Copy out all lines where "text" appears.

### DATA FOR THIS EXERCISE ###

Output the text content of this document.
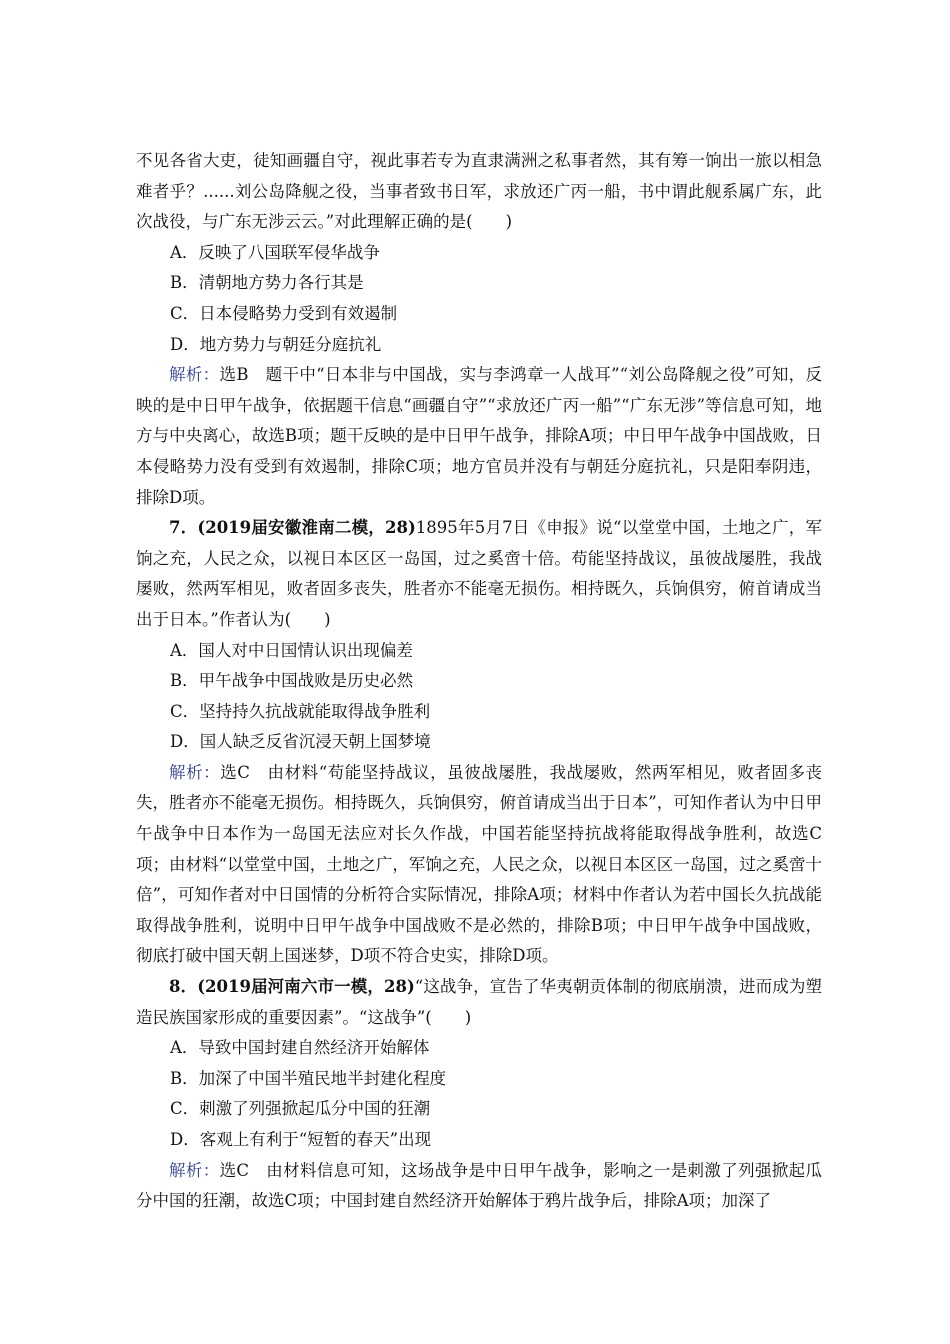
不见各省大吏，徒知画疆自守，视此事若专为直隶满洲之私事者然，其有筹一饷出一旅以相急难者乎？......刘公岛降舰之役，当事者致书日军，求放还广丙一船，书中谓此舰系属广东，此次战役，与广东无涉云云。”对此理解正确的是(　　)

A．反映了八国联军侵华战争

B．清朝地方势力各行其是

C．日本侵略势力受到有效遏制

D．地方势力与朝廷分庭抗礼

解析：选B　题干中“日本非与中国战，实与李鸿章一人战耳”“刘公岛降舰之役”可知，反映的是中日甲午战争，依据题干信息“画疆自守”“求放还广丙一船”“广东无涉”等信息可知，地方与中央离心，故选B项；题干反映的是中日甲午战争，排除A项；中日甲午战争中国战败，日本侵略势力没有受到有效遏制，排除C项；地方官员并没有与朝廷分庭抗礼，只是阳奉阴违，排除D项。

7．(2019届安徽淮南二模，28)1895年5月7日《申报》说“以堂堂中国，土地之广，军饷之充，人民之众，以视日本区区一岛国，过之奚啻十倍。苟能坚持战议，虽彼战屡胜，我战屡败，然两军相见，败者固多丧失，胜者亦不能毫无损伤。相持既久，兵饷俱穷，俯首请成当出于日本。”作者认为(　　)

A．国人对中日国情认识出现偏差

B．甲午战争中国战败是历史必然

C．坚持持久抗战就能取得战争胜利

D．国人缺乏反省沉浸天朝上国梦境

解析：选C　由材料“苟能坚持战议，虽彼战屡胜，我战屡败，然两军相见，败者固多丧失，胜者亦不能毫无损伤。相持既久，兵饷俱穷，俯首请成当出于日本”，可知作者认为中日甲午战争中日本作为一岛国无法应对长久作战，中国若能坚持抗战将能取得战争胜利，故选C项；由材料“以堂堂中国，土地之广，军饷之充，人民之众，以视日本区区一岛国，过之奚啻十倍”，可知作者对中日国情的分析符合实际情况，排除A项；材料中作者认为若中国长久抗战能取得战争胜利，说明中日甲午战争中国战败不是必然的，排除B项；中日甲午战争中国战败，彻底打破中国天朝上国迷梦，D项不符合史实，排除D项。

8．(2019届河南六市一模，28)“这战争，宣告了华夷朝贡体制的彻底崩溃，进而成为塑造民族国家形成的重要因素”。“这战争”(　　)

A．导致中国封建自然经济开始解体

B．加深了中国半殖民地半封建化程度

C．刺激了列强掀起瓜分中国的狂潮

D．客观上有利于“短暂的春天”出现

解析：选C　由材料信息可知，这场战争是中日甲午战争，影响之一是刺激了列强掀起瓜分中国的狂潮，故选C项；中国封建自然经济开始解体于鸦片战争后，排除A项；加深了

###
### DATA FOR THIS EXERCISE ###

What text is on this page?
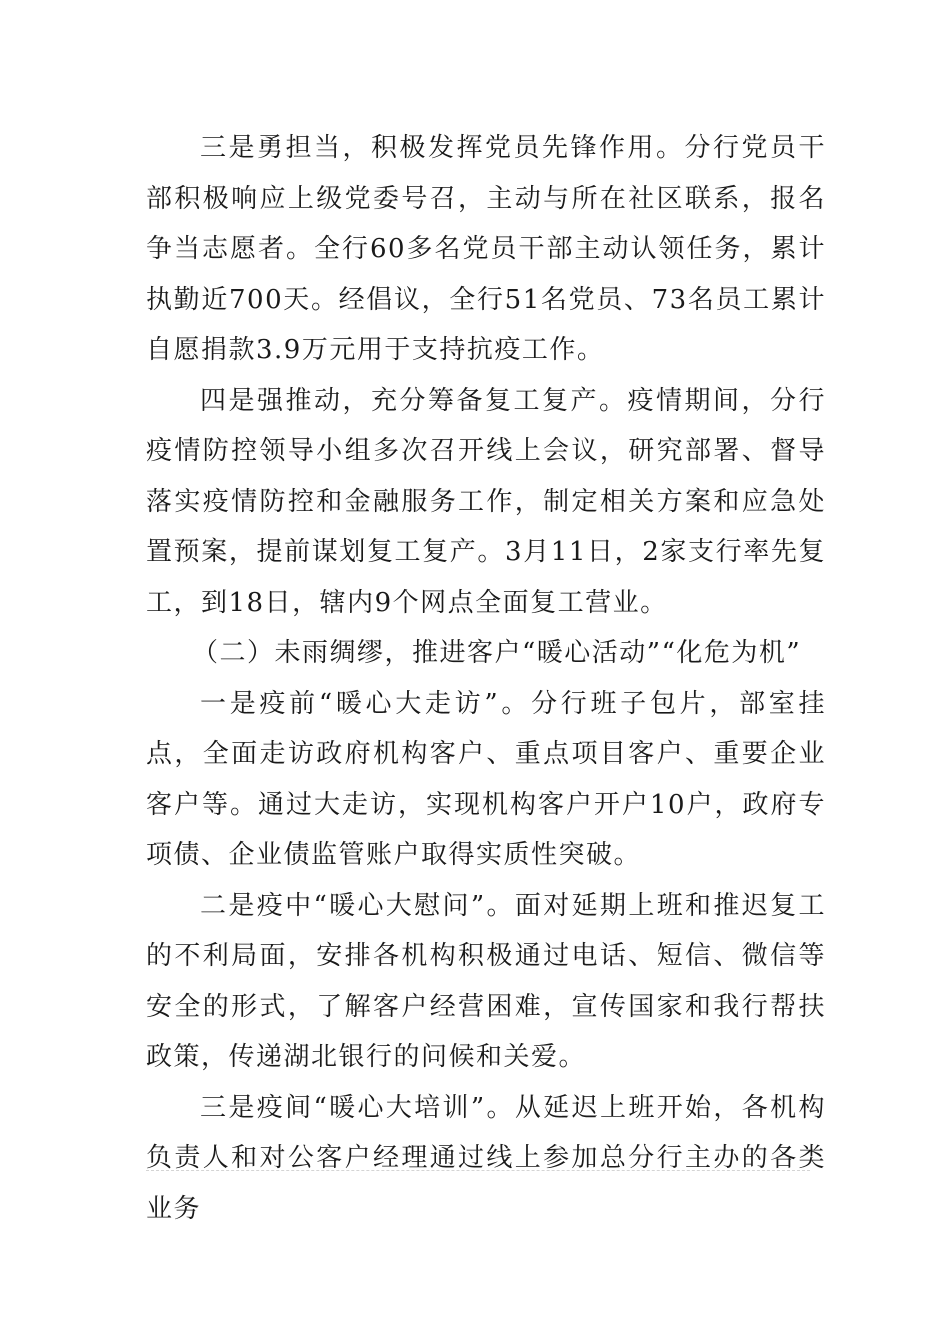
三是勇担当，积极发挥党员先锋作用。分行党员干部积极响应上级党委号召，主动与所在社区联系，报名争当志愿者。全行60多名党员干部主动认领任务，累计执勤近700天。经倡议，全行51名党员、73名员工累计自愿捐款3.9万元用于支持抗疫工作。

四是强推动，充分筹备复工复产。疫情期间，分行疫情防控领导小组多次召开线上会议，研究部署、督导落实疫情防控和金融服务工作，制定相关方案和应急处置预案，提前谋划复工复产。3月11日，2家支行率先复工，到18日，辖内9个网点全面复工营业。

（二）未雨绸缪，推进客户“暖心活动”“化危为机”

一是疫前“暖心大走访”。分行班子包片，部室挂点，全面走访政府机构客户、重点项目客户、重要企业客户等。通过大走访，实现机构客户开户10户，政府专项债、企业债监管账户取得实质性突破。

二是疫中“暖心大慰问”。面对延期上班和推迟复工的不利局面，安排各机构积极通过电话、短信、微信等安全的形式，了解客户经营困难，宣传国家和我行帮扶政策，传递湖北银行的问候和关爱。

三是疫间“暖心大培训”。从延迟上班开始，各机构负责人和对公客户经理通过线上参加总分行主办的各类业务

###
### DATA FOR THIS EXERCISE ###

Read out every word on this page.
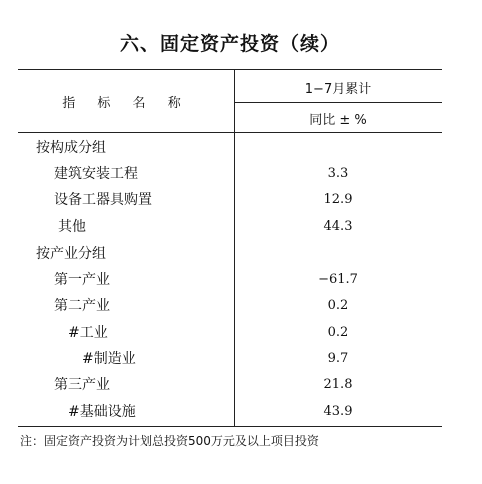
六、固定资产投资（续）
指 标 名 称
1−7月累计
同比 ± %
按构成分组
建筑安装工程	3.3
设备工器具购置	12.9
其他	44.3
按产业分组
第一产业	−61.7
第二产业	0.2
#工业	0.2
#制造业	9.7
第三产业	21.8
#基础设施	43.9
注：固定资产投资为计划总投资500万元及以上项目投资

###

[CORRECT OUTPUT]
Output the text content of this document.
What text is on this page?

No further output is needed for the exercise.